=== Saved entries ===

◆ ◆ ◆ ◆ ◆ ◆ ◆

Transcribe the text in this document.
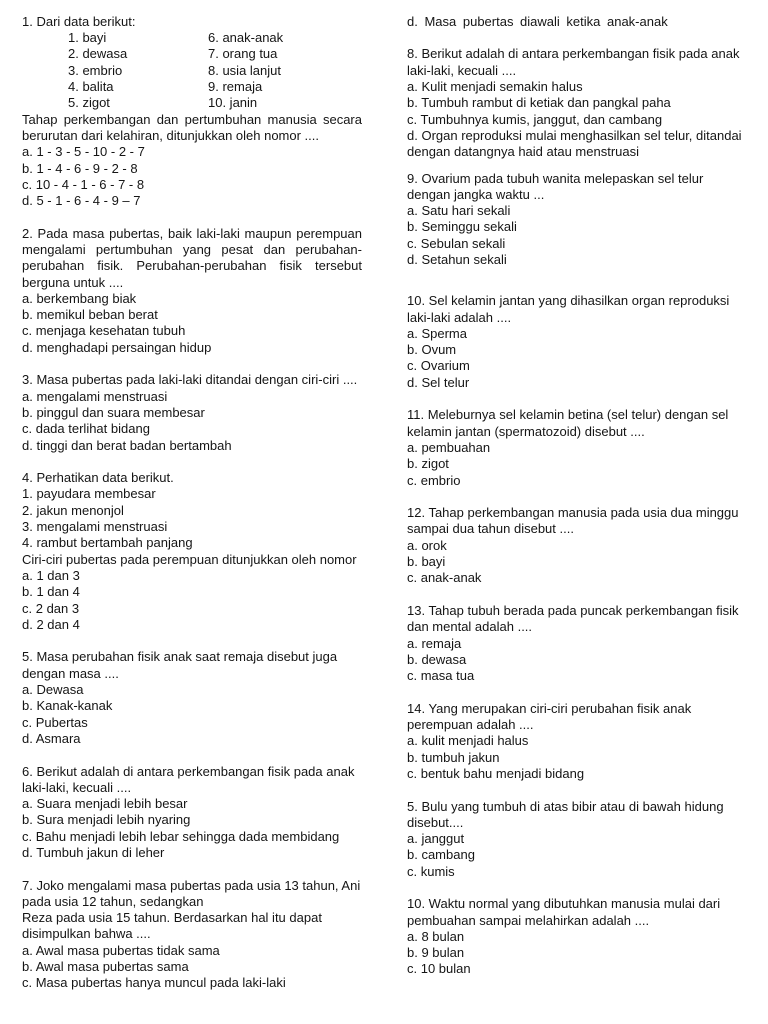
1. Dari data berikut:
1. bayi	6. anak-anak
2. dewasa	7. orang tua
3. embrio	8. usia lanjut
4. balita	9. remaja
5. zigot	10. janin
Tahap perkembangan dan pertumbuhan manusia secara
berurutan dari kelahiran, ditunjukkan oleh nomor ....
a. 1 - 3 - 5 - 10 - 2 - 7
b. 1 - 4 - 6 - 9 - 2 - 8
c. 10 - 4 - 1 - 6 - 7 - 8
d. 5 - 1 - 6 - 4 - 9 – 7
2. Pada masa pubertas, baik laki-laki maupun perempuan
mengalami pertumbuhan yang pesat dan perubahan-
perubahan fisik. Perubahan-perubahan fisik tersebut
berguna untuk ....
a. berkembang biak
b. memikul beban berat
c. menjaga kesehatan tubuh
d. menghadapi persaingan hidup
3. Masa pubertas pada laki-laki ditandai dengan ciri-ciri ....
a. mengalami menstruasi
b. pinggul dan suara membesar
c. dada terlihat bidang
d. tinggi dan berat badan bertambah
4. Perhatikan data berikut.
1. payudara membesar
2. jakun menonjol
3. mengalami menstruasi
4. rambut bertambah panjang
Ciri-ciri pubertas pada perempuan ditunjukkan oleh nomor
a. 1 dan 3
b. 1 dan 4
c. 2 dan 3
d. 2 dan 4
5. Masa perubahan fisik anak saat remaja disebut juga
dengan masa ....
a. Dewasa
b. Kanak-kanak
c. Pubertas
d. Asmara
6. Berikut adalah di antara perkembangan fisik pada anak
laki-laki, kecuali ....
a. Suara menjadi lebih besar
b. Sura menjadi lebih nyaring
c. Bahu menjadi lebih lebar sehingga dada membidang
d. Tumbuh jakun di leher
7. Joko mengalami masa pubertas pada usia 13 tahun, Ani
pada usia 12 tahun, sedangkan
Reza pada usia 15 tahun. Berdasarkan hal itu dapat
disimpulkan bahwa ....
a. Awal masa pubertas tidak sama
b. Awal masa pubertas sama
c. Masa pubertas hanya muncul pada laki-laki
d. Masa pubertas diawali ketika anak-anak
8. Berikut adalah di antara perkembangan fisik pada anak
laki-laki, kecuali ....
a. Kulit menjadi semakin halus
b. Tumbuh rambut di ketiak dan pangkal paha
c. Tumbuhnya kumis, janggut, dan cambang
d. Organ reproduksi mulai menghasilkan sel telur, ditandai dengan datangnya haid atau menstruasi
9. Ovarium pada tubuh wanita melepaskan sel telur
dengan jangka waktu ...
a. Satu hari sekali
b. Seminggu sekali
c. Sebulan sekali
d. Setahun sekali
10. Sel kelamin jantan yang dihasilkan organ reproduksi
laki-laki adalah ....
a. Sperma
b. Ovum
c. Ovarium
d. Sel telur
11. Meleburnya sel kelamin betina (sel telur) dengan sel
kelamin jantan (spermatozoid) disebut ....
a. pembuahan
b. zigot
c. embrio
12. Tahap perkembangan manusia pada usia dua minggu
sampai dua tahun disebut ....
a. orok
b. bayi
c. anak-anak
13. Tahap tubuh berada pada puncak perkembangan fisik
dan mental adalah ....
a. remaja
b. dewasa
c. masa tua
14. Yang merupakan ciri-ciri perubahan fisik anak
perempuan adalah ....
a. kulit menjadi halus
b. tumbuh jakun
c. bentuk bahu menjadi bidang
5. Bulu yang tumbuh di atas bibir atau di bawah hidung
disebut....
a. janggut
b. cambang
c. kumis
10. Waktu normal yang dibutuhkan manusia mulai dari
pembuahan sampai melahirkan adalah ....
a. 8 bulan
b. 9 bulan
c. 10 bulan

◆ ◆ ◆ ◆ ◆ ◆ ◆

Copy out the listing exactly as it stands, but not the pictures.

Transcribe the text in this document.
1. Dari data berikut:
1. bayi	6. anak-anak
2. dewasa	7. orang tua
3. embrio	8. usia lanjut
4. balita	9. remaja
5. zigot	10. janin
Tahap perkembangan dan pertumbuhan manusia secara
berurutan dari kelahiran, ditunjukkan oleh nomor ....
a. 1 - 3 - 5 - 10 - 2 - 7
b. 1 - 4 - 6 - 9 - 2 - 8
c. 10 - 4 - 1 - 6 - 7 - 8
d. 5 - 1 - 6 - 4 - 9 – 7
2. Pada masa pubertas, baik laki-laki maupun perempuan
mengalami pertumbuhan yang pesat dan perubahan-
perubahan fisik. Perubahan-perubahan fisik tersebut
berguna untuk ....
a. berkembang biak
b. memikul beban berat
c. menjaga kesehatan tubuh
d. menghadapi persaingan hidup
3. Masa pubertas pada laki-laki ditandai dengan ciri-ciri ....
a. mengalami menstruasi
b. pinggul dan suara membesar
c. dada terlihat bidang
d. tinggi dan berat badan bertambah
4. Perhatikan data berikut.
1. payudara membesar
2. jakun menonjol
3. mengalami menstruasi
4. rambut bertambah panjang
Ciri-ciri pubertas pada perempuan ditunjukkan oleh nomor
a. 1 dan 3
b. 1 dan 4
c. 2 dan 3
d. 2 dan 4
5. Masa perubahan fisik anak saat remaja disebut juga
dengan masa ....
a. Dewasa
b. Kanak-kanak
c. Pubertas
d. Asmara
6. Berikut adalah di antara perkembangan fisik pada anak
laki-laki, kecuali ....
a. Suara menjadi lebih besar
b. Sura menjadi lebih nyaring
c. Bahu menjadi lebih lebar sehingga dada membidang
d. Tumbuh jakun di leher
7. Joko mengalami masa pubertas pada usia 13 tahun, Ani
pada usia 12 tahun, sedangkan
Reza pada usia 15 tahun. Berdasarkan hal itu dapat
disimpulkan bahwa ....
a. Awal masa pubertas tidak sama
b. Awal masa pubertas sama
c. Masa pubertas hanya muncul pada laki-laki
d. Masa pubertas diawali ketika anak-anak
8. Berikut adalah di antara perkembangan fisik pada anak
laki-laki, kecuali ....
a. Kulit menjadi semakin halus
b. Tumbuh rambut di ketiak dan pangkal paha
c. Tumbuhnya kumis, janggut, dan cambang
d. Organ reproduksi mulai menghasilkan sel telur, ditandai dengan datangnya haid atau menstruasi
9. Ovarium pada tubuh wanita melepaskan sel telur
dengan jangka waktu ...
a. Satu hari sekali
b. Seminggu sekali
c. Sebulan sekali
d. Setahun sekali
10. Sel kelamin jantan yang dihasilkan organ reproduksi
laki-laki adalah ....
a. Sperma
b. Ovum
c. Ovarium
d. Sel telur
11. Meleburnya sel kelamin betina (sel telur) dengan sel
kelamin jantan (spermatozoid) disebut ....
a. pembuahan
b. zigot
c. embrio
12. Tahap perkembangan manusia pada usia dua minggu
sampai dua tahun disebut ....
a. orok
b. bayi
c. anak-anak
13. Tahap tubuh berada pada puncak perkembangan fisik
dan mental adalah ....
a. remaja
b. dewasa
c. masa tua
14. Yang merupakan ciri-ciri perubahan fisik anak
perempuan adalah ....
a. kulit menjadi halus
b. tumbuh jakun
c. bentuk bahu menjadi bidang
5. Bulu yang tumbuh di atas bibir atau di bawah hidung
disebut....
a. janggut
b. cambang
c. kumis
10. Waktu normal yang dibutuhkan manusia mulai dari
pembuahan sampai melahirkan adalah ....
a. 8 bulan
b. 9 bulan
c. 10 bulan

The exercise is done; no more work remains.